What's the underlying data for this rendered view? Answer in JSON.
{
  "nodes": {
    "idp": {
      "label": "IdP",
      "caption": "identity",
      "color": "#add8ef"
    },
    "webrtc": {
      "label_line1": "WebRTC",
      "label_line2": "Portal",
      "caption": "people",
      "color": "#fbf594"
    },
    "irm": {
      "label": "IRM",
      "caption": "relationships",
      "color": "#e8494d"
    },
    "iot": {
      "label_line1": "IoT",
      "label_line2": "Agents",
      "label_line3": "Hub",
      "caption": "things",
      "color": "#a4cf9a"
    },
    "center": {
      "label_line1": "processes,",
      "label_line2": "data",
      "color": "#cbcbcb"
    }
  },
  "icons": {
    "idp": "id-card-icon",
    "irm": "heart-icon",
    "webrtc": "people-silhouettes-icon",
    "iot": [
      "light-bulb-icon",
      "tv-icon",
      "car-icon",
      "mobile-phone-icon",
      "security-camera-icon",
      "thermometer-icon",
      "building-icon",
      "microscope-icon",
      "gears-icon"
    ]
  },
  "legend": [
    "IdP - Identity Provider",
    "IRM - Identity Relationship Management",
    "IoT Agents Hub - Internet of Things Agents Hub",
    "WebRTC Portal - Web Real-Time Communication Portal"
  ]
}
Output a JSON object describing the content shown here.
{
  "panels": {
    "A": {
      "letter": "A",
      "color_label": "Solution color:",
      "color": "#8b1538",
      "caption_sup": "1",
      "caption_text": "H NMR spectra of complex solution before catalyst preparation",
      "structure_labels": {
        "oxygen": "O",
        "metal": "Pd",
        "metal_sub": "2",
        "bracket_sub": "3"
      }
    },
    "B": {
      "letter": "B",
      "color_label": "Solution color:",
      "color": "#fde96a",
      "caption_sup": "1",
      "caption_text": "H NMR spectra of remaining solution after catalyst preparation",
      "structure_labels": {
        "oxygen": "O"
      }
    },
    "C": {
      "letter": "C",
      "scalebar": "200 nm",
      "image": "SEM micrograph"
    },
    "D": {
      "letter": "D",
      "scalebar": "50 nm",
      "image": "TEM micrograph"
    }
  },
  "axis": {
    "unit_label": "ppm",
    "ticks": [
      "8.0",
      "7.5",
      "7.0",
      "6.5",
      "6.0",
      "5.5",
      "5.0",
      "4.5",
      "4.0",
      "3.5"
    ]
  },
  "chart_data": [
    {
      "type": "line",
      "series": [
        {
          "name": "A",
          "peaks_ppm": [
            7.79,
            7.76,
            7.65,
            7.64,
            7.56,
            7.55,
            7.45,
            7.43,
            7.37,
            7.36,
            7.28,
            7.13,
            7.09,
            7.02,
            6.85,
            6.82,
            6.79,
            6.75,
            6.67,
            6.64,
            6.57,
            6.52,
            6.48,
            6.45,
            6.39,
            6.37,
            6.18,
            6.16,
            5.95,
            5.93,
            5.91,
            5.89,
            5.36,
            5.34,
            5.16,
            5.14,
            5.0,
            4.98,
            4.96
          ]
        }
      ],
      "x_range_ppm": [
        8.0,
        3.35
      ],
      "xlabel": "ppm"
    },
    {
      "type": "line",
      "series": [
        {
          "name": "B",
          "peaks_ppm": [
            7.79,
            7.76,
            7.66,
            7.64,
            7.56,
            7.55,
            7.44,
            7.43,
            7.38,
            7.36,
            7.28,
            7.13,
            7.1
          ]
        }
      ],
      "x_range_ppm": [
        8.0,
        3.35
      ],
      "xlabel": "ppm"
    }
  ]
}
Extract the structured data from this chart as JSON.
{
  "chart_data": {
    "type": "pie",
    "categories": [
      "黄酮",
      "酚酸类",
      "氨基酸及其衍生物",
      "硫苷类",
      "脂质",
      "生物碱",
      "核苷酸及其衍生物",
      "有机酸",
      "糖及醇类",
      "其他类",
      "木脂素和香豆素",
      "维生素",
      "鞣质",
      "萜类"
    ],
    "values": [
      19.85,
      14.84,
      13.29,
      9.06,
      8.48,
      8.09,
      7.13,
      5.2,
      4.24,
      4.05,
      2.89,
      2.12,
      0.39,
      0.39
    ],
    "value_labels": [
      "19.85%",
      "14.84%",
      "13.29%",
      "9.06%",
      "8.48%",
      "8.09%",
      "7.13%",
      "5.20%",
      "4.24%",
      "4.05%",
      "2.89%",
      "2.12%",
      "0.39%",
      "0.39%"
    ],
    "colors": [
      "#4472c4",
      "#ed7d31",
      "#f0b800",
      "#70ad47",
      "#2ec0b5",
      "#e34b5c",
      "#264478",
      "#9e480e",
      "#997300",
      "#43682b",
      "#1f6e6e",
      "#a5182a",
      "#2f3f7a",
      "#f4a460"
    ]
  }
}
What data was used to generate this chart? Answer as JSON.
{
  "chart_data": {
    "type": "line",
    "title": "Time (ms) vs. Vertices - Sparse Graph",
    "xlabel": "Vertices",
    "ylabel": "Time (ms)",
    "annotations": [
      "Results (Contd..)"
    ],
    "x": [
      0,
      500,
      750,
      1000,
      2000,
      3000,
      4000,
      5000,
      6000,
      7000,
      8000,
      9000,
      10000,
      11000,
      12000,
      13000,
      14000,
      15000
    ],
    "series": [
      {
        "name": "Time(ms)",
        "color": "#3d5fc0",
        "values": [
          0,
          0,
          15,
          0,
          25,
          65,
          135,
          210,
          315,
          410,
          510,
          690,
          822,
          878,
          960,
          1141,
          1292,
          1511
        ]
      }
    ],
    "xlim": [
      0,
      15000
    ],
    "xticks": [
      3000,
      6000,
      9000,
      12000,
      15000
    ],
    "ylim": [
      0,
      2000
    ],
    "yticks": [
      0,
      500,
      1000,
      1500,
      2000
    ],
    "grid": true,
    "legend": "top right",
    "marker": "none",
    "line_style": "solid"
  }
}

****

* [What to produce]
Determine how many lines include the word "JSON" and report that number by itself.

* [Written answer]
4